---- Exercise material

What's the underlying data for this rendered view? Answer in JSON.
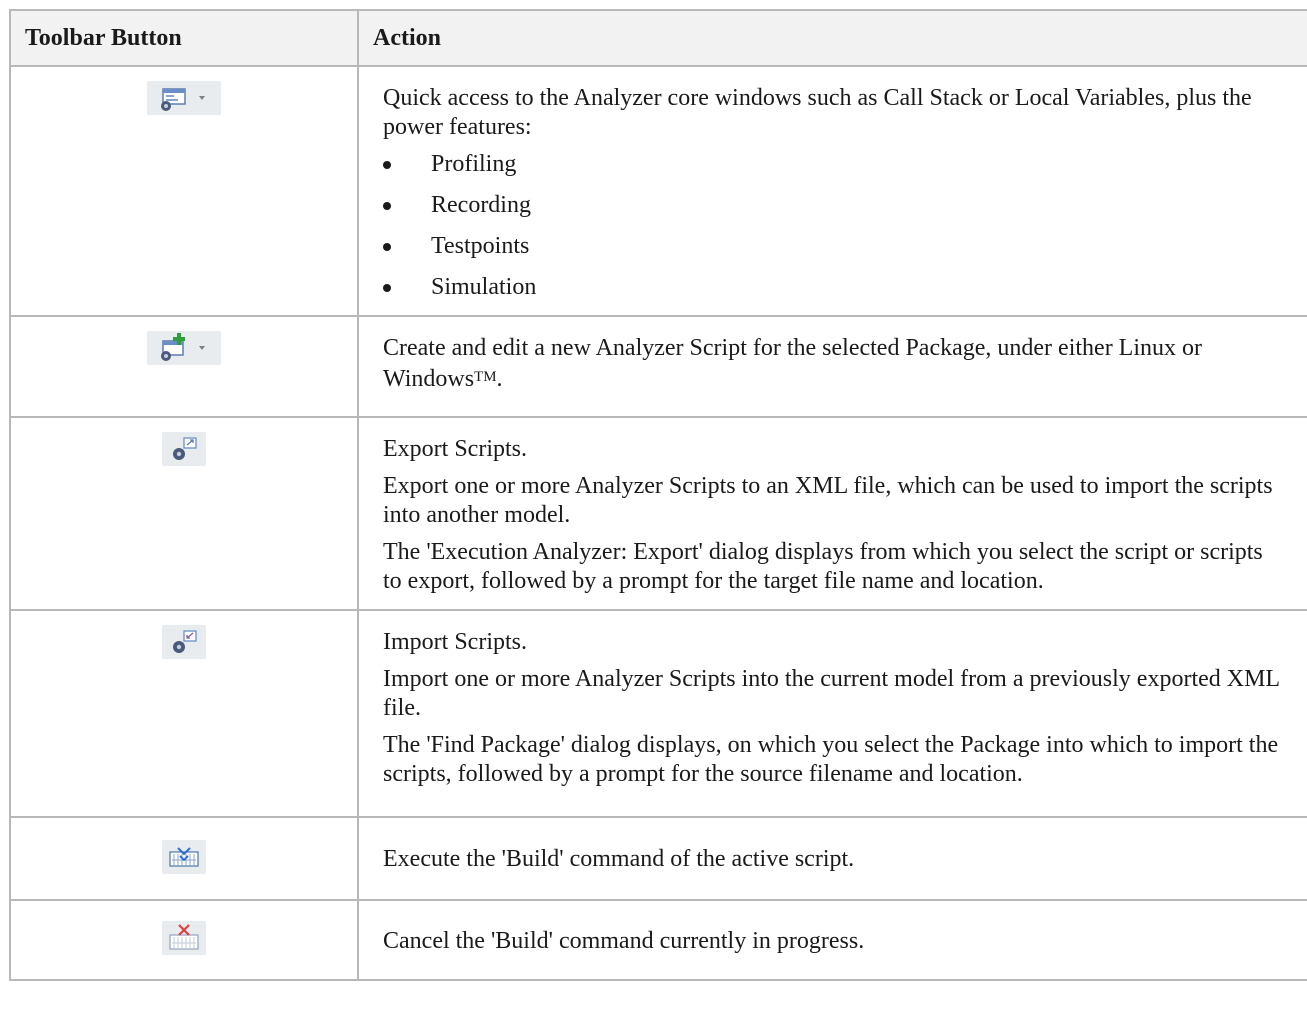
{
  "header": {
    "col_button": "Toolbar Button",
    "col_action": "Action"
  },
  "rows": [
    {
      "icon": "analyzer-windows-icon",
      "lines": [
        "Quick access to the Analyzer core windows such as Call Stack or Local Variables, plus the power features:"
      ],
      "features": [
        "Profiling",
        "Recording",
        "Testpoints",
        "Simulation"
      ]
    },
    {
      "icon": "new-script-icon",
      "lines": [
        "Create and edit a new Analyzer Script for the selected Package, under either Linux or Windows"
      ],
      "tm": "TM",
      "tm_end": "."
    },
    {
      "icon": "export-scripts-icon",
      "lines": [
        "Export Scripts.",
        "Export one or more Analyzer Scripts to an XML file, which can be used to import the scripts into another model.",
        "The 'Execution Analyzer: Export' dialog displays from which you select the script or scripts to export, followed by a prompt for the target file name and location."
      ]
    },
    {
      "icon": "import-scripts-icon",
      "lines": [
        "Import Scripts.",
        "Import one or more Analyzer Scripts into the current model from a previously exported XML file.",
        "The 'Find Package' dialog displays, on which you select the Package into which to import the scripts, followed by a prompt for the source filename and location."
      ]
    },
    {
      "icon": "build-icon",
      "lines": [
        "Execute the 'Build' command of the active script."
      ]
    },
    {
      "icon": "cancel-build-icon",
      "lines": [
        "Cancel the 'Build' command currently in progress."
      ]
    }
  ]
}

--------
---- Exercise material

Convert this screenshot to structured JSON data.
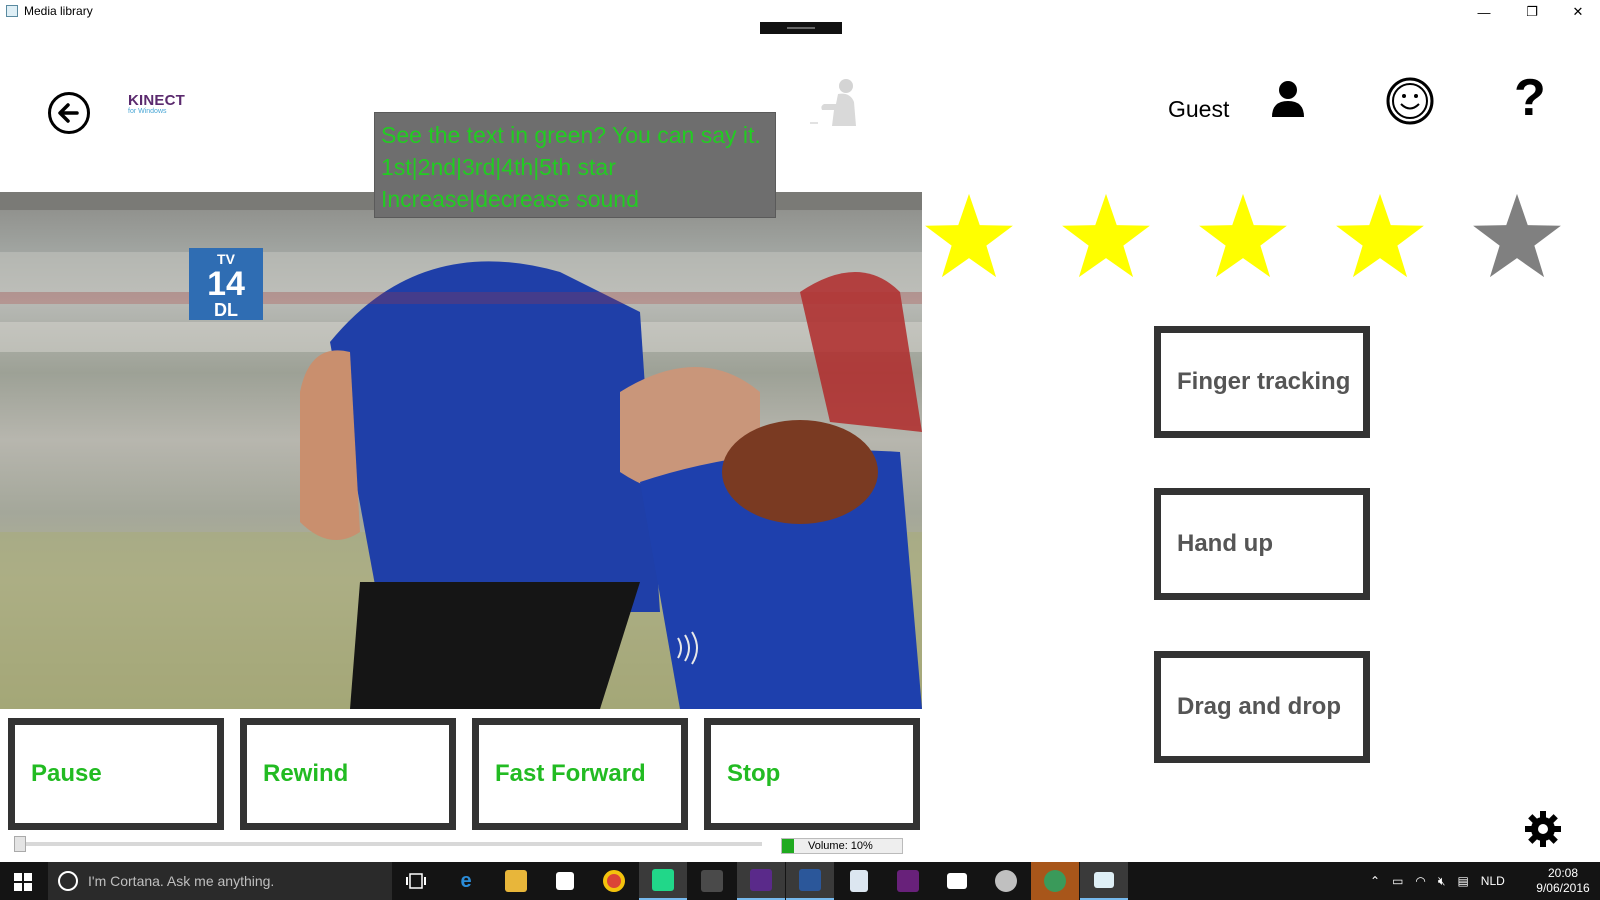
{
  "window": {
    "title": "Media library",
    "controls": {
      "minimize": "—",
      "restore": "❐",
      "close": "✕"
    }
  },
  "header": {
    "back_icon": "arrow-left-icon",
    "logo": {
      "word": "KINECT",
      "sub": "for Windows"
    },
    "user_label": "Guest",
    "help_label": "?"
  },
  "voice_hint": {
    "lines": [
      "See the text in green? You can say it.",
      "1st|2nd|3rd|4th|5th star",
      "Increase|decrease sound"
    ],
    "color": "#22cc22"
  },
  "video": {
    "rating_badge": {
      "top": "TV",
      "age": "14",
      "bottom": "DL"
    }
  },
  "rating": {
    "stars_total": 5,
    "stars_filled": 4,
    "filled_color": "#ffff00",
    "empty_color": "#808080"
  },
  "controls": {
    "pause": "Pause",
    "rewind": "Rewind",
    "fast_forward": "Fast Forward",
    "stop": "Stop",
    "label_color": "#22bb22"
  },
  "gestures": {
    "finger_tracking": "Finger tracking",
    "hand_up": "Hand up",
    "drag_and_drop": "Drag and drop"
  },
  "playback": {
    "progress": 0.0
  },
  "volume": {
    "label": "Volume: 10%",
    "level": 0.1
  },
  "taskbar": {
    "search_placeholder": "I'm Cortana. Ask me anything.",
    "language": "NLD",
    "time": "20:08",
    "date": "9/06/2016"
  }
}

--------

■ The task
Copy every line in the records above that contains the word "prompt".

■ In response
        "The 'Execution Analyzer: Export' dialog displays from which you select the script or scripts to export, followed by a prompt for the target file name and location."
        "The 'Find Package' dialog displays, on which you select the Package into which to import the scripts, followed by a prompt for the source filename and location."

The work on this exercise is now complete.